Requirements:
1 – In the river level thread, under what weather conditions did Fish Assassin have the best luck catching sauger?
2 – List every kind of fish mentioned in the river level thread, using the names the thread gives them.
3 – Reproduce the river level thread's text from "## Karp (Jan" up to and including "many weather patterns.".

# Is there a general rule of thumb when it comes to river level and fishing success?



## Karp (Jan 3, 2010)

Is the fishing better when the river is on the rise? Falling? Stationary? Does river level effect different species in different ways? In other words, do some fish bite better when the water is high, while other bite best when the river is at or near pool stage?


----------



## Fish Assassin (Jan 30, 2010)

Generally I think it is species specific. I haven't had any luck catching sauger when the water was falling. Crappie is sort of mixed. I have had my best luck catching sauger when it was either snowing or pouring down rain. Went yesterday, only caught two fish and the water level was perfect. Go figure. I think with the river constantly changing a person just has to be there at the right time. It is hard for the river to stabilize in the spring because there are so many weather patterns.


----------



## riverKing (Jan 26, 2007)

raising water is usually great but its a fine line because it may blow out the next day. falling usually sucks, and low, typically clear water sucks to fish because the fish spread out everywhere, or are stack into high current areas where they are hard to get too, or illegal.
cats I like higher water but I am no cat expert on the ohio so those guys can chime in. for eyes you can get them in low water conditions later in the year but in the winter I like it up a bit. for hybrids fishing at night in low clear water can be killer but its a pain, raising water brings fish into predicatable areas where it pushes bait.

Data lines:
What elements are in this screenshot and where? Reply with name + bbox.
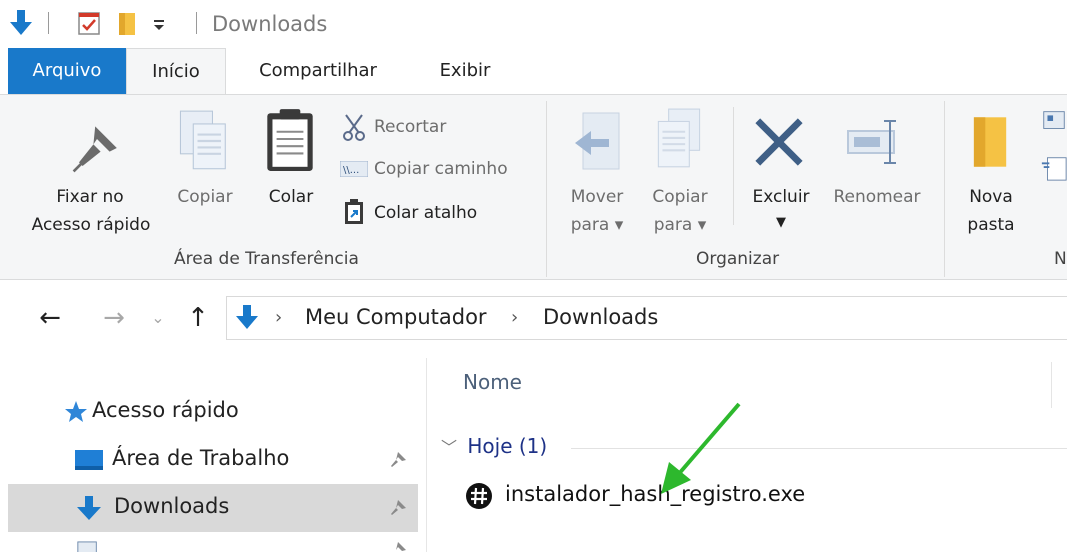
...
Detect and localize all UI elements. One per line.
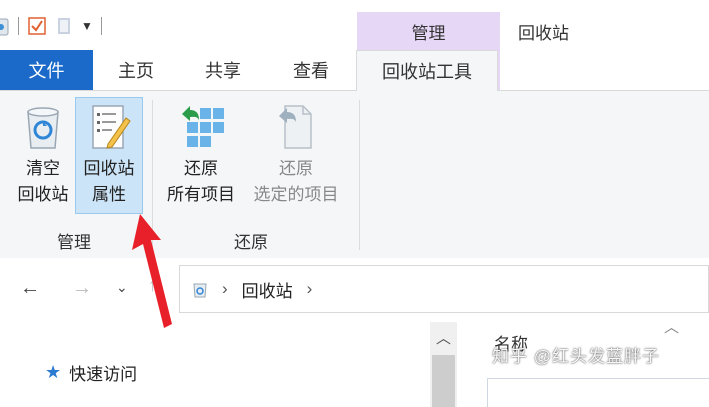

Final answers:
1 – When it was either snowing or pouring down rain.

2 – sauger, crappie, cats, eyes, hybrids

3 –
## Karp (Jan 3, 2010)

Is the fishing better when the river is on the rise? Falling? Stationary? Does river level effect different species in different ways? In other words, do some fish bite better when the water is high, while other bite best when the river is at or near pool stage?


----------



## Fish Assassin (Jan 30, 2010)

Generally I think it is species specific. I haven't had any luck catching sauger when the water was falling. Crappie is sort of mixed. I have had my best luck catching sauger when it was either snowing or pouring down rain. Went yesterday, only caught two fish and the water level was perfect. Go figure. I think with the river constantly changing a person just has to be there at the right time. It is hard for the river to stabilize in the spring because there are so many weather patterns.